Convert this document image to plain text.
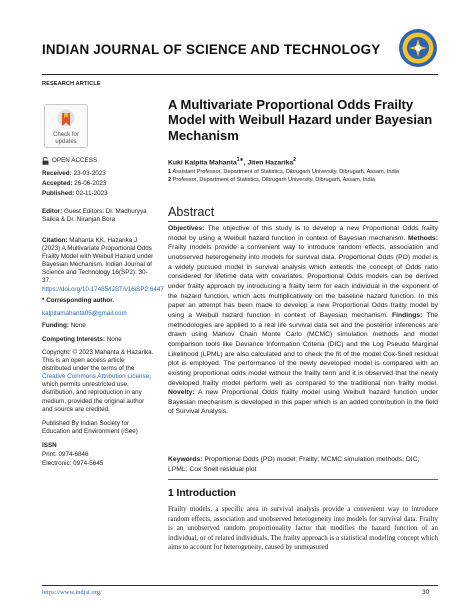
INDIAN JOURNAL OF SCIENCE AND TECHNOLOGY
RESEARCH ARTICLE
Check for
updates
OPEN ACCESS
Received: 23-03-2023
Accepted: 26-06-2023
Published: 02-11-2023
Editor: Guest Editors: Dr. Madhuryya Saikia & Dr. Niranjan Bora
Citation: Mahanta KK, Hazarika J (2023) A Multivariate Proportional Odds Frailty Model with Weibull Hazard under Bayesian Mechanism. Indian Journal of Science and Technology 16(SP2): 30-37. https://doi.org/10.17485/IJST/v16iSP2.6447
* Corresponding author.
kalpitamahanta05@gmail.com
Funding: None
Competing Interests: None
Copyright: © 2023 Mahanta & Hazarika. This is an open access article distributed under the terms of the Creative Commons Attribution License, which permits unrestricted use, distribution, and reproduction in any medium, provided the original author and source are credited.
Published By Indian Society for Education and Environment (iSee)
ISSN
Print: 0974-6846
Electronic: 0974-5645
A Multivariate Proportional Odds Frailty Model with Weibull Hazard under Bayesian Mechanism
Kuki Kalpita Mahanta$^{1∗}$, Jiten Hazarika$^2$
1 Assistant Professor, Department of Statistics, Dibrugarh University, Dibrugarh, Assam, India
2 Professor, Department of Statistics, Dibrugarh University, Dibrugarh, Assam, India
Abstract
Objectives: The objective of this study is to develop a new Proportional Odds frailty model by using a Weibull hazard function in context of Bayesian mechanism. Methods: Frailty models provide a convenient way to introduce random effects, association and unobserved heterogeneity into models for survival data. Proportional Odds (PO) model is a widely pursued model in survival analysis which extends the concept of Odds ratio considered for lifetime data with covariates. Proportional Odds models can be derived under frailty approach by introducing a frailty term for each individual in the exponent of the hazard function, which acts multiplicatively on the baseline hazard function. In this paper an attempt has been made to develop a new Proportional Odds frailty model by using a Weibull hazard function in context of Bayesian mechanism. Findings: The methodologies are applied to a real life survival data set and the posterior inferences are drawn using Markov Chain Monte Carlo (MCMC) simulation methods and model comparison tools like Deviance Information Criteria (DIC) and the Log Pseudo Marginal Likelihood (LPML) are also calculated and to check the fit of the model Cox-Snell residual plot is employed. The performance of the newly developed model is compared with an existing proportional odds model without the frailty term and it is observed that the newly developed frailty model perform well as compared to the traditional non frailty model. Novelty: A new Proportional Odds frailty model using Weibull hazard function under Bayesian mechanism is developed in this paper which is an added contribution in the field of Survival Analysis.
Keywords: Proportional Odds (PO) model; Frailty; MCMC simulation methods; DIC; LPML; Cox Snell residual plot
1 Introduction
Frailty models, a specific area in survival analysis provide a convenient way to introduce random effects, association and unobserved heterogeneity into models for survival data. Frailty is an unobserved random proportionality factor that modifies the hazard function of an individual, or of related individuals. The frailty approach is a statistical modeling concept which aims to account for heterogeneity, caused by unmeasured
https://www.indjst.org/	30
********************
◆ What is asked ◆
Collect the complete line wherever the string "Published" appears in the records.

◆ Solution to the exercise ◆
Published: 02-11-2023
Published By Indian Society for Education and Environment (iSee)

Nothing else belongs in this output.